En el corazón del Vaticano, a pocos metros de la majestuosa basílica de San Pedro, el papa Francisco rompió con una costumbre que parecía inamovible: decidió no residir en el Palacio Apostólico y, en su lugar, eligió vivir en la Casa Santa Marta, un edificio que alguna vez sirvió como refugio para personas enfermas de cólera y que, durante la Segunda Guerra Mundial, ofreció amparo a judíos perseguidos.
Su decisión no fue solo simbólica, sino que representó una declaración de principios que definió su estilo de vida y su forma de ejercer el pontificado: austera, cercana y profundamente jesuita. Francisco eligió un entorno modesto y funcional, donde podía desayunar junto a visitantes y conversar con cardenales o peregrinos como un comensal más.
El día del papa comenzaba temprano, a las 4.45 a. m., con meditación y lectura de la liturgia. Se afeitaba solo y desayunaba lo justo: yogur descremado, galletas sin sal y café. El mate, su infusión predilecta, solo lo aceptaba si se lo ofrecían. El resto del tiempo, su jornada se distribuía entre audiencias, encuentros con jefes de Estado, obispos y fieles. Durante la pandemia, la misa diaria que celebraba desde la capilla de la Domus fue transmitida por televisión y superó los cuatro millones de visualizaciones por jornada.

[ENTRADAS]

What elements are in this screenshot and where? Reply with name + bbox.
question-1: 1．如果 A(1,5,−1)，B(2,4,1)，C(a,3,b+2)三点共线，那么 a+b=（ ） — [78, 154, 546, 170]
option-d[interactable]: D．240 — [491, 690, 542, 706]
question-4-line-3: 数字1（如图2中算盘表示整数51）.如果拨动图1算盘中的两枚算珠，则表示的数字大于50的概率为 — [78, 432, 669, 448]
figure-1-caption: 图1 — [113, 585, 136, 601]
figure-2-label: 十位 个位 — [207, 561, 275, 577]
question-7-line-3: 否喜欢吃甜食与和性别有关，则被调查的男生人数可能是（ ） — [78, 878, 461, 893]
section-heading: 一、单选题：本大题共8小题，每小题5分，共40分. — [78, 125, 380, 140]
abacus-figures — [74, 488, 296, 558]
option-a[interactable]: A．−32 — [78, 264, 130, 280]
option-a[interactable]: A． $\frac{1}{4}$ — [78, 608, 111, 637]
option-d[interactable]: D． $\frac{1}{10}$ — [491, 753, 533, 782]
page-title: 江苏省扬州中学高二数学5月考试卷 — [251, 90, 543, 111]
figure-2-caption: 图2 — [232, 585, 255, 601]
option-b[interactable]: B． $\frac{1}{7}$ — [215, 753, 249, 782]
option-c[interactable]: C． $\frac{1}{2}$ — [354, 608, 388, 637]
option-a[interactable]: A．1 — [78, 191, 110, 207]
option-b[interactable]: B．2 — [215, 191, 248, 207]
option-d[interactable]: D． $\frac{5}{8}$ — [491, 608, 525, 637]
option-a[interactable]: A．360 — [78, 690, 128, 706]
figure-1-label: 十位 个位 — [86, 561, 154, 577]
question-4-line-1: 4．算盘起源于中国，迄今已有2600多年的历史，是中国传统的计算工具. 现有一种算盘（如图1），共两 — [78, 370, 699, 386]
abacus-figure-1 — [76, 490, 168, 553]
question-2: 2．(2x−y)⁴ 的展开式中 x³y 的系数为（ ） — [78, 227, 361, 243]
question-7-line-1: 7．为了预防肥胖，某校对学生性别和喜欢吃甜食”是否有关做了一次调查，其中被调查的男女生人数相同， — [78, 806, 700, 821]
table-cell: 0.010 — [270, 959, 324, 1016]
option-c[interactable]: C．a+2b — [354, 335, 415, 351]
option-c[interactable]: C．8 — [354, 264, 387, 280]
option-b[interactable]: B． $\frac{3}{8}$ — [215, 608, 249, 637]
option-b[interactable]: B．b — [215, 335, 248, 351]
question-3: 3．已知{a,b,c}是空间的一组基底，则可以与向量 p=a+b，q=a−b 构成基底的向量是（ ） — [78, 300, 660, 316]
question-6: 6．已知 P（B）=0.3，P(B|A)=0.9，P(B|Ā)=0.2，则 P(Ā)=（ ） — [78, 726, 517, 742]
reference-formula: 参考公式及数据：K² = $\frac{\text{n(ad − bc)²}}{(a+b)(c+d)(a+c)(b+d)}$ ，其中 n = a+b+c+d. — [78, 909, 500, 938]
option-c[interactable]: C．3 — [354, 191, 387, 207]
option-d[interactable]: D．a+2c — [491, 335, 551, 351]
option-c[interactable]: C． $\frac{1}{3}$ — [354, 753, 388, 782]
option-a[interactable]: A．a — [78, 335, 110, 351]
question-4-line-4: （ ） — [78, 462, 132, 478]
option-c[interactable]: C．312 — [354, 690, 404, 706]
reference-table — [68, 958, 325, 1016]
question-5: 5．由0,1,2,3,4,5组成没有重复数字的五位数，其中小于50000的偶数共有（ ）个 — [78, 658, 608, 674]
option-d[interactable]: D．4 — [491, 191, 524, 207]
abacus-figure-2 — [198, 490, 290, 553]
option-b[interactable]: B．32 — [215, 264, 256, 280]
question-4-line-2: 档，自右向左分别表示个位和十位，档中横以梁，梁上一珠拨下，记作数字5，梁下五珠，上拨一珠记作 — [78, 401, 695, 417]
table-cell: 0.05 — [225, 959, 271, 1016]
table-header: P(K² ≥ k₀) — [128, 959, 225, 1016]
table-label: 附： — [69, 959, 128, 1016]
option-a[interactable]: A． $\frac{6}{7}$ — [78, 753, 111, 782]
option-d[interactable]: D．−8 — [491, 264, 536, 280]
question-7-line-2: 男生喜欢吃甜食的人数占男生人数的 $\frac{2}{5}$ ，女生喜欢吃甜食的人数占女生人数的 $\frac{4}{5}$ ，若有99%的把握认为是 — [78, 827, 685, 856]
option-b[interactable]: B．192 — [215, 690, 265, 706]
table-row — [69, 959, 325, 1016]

[EJERCICIOS PROPUESTOS]
1 - Según el texto sobre la vida del papa Francisco en la Casa Santa Marta, ¿qué tomaba en el desayuno? Nombra todo.
2 - Prolonga el texto sobre la vida del papa Francisco en la Casa Santa Marta a partir de su última frase.
Las entradas no hacen falta para resolver nada.

[RESPUESTAS POR EJERCICIO]
1 - Yogur descremado, galletas sin sal y café.

2 -
Una de las 129 habitaciones que hay en la Casa de Santa Marta. Foto: National Geographic
En Santa Marta, Francisco no tenía una mesa exclusiva. Se sentaba donde encontraba lugar, conversaba con quienes tenía al lado y comía sin protocolos. Nada de himnos ni solemnidades al ingresar. Quienes no lo reconocían se sorprendían cuando el mismo papa los saludaba. El almuerzo y la cena mantenían el mismo formato: buffet sencillo, pastas, sopas, frutas y café ristretto. La comida, aunque frugal, nunca era solitaria. Francisco prefería estar rodeado de personas comunes, lejos de cualquier torre de marfil.
Su suite, la número 201, no tenía lujos: cama individual, perchero, escritorio de madera y una imagen de San José dormido, a quien confiaba sus preocupaciones en pequeños papelitos. Junto a ella, un pequeño estudio, dos armarios, una heladera y un baño modesto. La ropa del papa se lavaba junto con la del resto de los residentes en el sótano del edificio.
También se habilitaron espacios para sus colaboradores más cercanos. Aunque muchas de sus reuniones privadas se realizaban en el Palacio Apostólico, esta residencia fue escenario de encuentros informales y singulares, como la visita del empresario Elon Musk con algunos de sus hijos o la entrañable reunión con su heladero de confianza, quien logró ingresar con su familia tras una larga espera. Aunque su salud se deterioró con los años, Francisco procuró no abandonar su rutina. Desde el Hospital Gemelli, donde fue internado en varias ocasiones, respetaba sus horarios y limitaba sus visitas. Lejos de ser un paciente difícil, quienes lo atendieron lo recuerdan como alguien obediente y amable.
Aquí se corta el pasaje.